__Request__:
In the records below, pick out all lines containing the word "June".

__Extracted information__:
===
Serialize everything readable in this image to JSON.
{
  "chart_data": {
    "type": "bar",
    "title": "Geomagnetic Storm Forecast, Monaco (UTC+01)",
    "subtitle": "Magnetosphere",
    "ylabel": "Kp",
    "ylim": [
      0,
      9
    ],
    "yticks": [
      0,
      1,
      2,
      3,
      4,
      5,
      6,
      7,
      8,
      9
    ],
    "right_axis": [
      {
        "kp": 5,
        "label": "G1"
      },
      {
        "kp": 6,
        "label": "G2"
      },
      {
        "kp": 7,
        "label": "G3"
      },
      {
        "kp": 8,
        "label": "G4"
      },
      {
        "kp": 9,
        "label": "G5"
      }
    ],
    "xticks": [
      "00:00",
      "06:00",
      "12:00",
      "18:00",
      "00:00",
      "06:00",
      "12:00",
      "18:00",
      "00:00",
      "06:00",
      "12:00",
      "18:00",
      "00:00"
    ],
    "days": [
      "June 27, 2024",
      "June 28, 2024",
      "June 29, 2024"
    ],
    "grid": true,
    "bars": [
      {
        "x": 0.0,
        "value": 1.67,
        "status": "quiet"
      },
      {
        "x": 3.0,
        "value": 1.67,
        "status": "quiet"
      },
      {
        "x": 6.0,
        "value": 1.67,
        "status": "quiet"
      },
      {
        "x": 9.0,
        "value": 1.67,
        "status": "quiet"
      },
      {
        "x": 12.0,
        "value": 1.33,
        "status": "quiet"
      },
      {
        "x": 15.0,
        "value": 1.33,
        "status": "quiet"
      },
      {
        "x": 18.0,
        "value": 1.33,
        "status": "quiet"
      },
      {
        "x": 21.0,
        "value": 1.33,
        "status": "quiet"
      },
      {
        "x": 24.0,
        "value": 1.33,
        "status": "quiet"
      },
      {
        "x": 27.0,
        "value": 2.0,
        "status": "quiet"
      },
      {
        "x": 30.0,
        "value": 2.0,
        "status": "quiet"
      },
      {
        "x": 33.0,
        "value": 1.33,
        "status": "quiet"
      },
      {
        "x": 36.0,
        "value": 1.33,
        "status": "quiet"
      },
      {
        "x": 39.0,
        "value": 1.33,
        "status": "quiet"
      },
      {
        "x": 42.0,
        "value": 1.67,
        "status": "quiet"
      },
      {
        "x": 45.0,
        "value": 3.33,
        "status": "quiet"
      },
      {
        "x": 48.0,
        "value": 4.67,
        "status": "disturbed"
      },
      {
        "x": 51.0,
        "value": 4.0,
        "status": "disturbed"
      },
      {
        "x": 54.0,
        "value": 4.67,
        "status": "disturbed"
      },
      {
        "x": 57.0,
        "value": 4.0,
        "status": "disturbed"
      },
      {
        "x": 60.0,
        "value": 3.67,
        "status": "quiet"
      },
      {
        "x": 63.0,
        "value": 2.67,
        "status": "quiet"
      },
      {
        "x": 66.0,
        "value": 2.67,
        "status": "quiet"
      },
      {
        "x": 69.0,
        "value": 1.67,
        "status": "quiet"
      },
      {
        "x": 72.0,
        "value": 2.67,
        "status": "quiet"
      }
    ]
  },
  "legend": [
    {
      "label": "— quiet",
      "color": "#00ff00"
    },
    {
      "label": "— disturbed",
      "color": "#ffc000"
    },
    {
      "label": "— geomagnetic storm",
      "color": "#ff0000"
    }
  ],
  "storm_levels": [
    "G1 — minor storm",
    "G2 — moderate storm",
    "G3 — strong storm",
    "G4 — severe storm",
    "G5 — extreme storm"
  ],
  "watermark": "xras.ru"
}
===
__The reply__:
      "June 27, 2024",
      "June 28, 2024",
      "June 29, 2024"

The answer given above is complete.